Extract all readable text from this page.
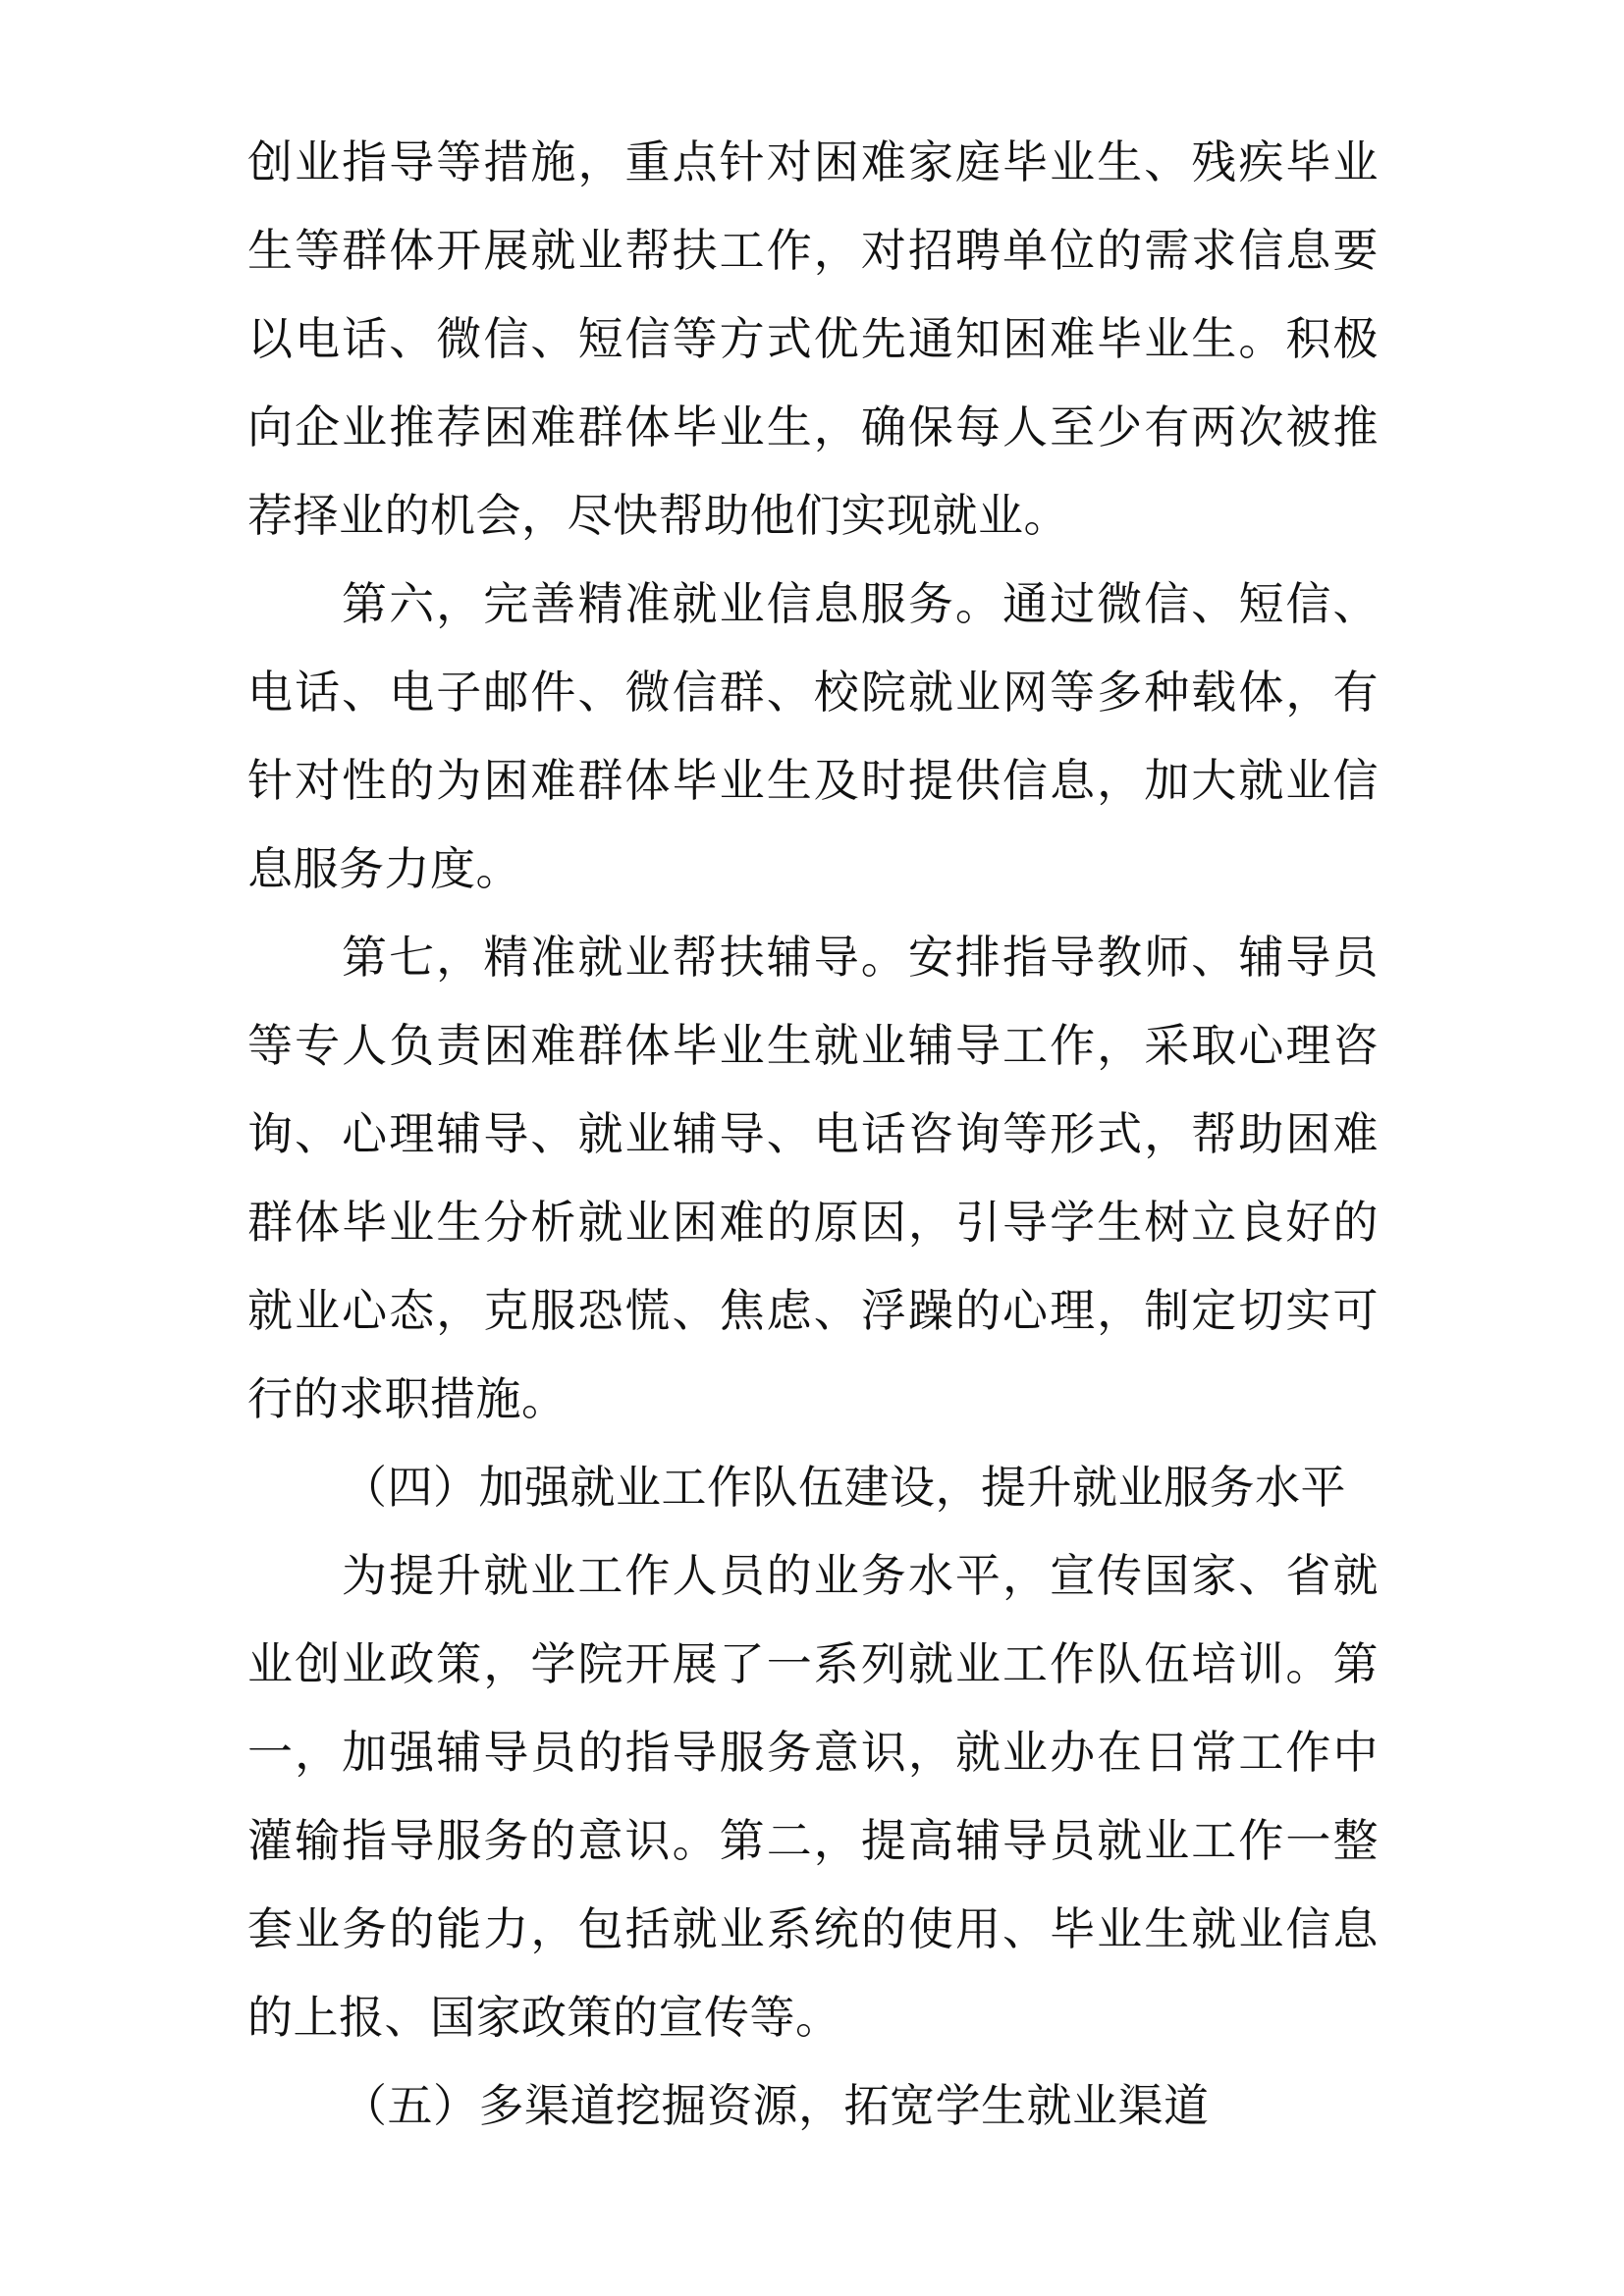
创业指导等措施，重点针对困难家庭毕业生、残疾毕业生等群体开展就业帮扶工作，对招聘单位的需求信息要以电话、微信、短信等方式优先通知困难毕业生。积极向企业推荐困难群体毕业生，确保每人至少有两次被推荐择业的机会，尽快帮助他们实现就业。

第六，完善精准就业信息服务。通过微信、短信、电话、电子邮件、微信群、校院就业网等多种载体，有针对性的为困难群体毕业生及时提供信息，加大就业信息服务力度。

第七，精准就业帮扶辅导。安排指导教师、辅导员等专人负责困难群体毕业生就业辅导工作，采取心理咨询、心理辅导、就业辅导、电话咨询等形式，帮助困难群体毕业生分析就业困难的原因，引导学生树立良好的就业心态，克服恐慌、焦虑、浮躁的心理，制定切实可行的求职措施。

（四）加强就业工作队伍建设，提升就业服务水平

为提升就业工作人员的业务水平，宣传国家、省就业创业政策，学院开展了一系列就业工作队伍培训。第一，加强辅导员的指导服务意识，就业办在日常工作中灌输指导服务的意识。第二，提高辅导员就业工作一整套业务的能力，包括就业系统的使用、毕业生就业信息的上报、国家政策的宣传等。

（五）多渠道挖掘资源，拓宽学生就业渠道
# # # # #
→ **WRITTEN EXERCISE**
Take the data above and repeat it exactly, leaving each picture out.

→ **WRITTEN SOLUTION**
Extract all readable text from this page.
创业指导等措施，重点针对困难家庭毕业生、残疾毕业生等群体开展就业帮扶工作，对招聘单位的需求信息要以电话、微信、短信等方式优先通知困难毕业生。积极向企业推荐困难群体毕业生，确保每人至少有两次被推荐择业的机会，尽快帮助他们实现就业。

第六，完善精准就业信息服务。通过微信、短信、电话、电子邮件、微信群、校院就业网等多种载体，有针对性的为困难群体毕业生及时提供信息，加大就业信息服务力度。

第七，精准就业帮扶辅导。安排指导教师、辅导员等专人负责困难群体毕业生就业辅导工作，采取心理咨询、心理辅导、就业辅导、电话咨询等形式，帮助困难群体毕业生分析就业困难的原因，引导学生树立良好的就业心态，克服恐慌、焦虑、浮躁的心理，制定切实可行的求职措施。

（四）加强就业工作队伍建设，提升就业服务水平

为提升就业工作人员的业务水平，宣传国家、省就业创业政策，学院开展了一系列就业工作队伍培训。第一，加强辅导员的指导服务意识，就业办在日常工作中灌输指导服务的意识。第二，提高辅导员就业工作一整套业务的能力，包括就业系统的使用、毕业生就业信息的上报、国家政策的宣传等。

（五）多渠道挖掘资源，拓宽学生就业渠道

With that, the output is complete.